GOAL:
Gather each line in the entries that includes the string "contains".

--- BEGIN ENTRIES SHOWN ---

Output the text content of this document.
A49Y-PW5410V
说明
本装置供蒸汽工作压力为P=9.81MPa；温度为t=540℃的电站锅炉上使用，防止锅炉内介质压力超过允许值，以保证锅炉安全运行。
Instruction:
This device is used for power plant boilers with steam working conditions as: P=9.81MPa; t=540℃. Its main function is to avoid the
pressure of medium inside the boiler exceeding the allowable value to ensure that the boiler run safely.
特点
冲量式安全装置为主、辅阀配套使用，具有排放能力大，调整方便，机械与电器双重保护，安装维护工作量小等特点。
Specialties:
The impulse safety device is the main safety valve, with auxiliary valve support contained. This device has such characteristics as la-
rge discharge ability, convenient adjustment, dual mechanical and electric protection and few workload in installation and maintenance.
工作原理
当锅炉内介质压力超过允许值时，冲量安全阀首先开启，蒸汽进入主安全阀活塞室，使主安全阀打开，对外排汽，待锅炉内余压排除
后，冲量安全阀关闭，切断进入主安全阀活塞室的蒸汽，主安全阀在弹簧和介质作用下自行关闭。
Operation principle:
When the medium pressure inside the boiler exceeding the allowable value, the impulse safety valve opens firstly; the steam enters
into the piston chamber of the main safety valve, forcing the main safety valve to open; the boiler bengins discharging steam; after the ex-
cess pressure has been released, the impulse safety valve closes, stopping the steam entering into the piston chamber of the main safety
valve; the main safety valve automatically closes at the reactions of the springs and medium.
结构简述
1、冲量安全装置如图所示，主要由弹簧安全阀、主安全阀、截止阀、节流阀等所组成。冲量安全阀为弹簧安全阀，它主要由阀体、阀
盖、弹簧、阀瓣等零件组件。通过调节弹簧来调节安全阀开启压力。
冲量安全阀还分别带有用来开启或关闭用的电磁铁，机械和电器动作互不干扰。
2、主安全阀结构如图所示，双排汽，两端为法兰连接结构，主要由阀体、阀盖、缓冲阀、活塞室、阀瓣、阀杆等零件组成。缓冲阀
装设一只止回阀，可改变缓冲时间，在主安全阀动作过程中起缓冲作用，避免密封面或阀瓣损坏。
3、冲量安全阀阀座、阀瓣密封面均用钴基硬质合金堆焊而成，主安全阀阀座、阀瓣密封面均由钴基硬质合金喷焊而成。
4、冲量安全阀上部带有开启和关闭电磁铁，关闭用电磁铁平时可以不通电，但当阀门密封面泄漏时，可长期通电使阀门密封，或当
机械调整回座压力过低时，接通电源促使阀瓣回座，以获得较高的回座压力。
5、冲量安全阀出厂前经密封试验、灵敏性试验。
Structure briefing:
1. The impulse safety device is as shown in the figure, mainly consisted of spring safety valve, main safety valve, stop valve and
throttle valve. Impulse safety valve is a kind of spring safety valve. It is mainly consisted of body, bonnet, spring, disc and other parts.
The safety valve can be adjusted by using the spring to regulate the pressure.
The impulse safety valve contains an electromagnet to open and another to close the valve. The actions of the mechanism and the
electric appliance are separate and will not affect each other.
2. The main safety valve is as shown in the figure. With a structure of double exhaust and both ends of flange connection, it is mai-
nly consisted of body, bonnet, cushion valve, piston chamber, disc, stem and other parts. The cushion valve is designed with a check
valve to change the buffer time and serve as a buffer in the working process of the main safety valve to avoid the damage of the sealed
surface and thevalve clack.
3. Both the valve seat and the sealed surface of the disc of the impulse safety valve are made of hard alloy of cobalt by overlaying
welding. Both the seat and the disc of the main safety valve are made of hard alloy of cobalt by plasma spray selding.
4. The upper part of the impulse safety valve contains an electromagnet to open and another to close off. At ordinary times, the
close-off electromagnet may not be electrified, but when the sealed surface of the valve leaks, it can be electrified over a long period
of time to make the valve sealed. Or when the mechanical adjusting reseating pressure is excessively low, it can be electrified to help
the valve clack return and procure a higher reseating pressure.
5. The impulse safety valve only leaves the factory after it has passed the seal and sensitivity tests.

--- END ENTRIES SHOWN ---

FULL ANSWER:
The impulse safety valve contains an electromagnet to open and another to close the valve. The actions of the mechanism and the
4. The upper part of the impulse safety valve contains an electromagnet to open and another to close off. At ordinary times, the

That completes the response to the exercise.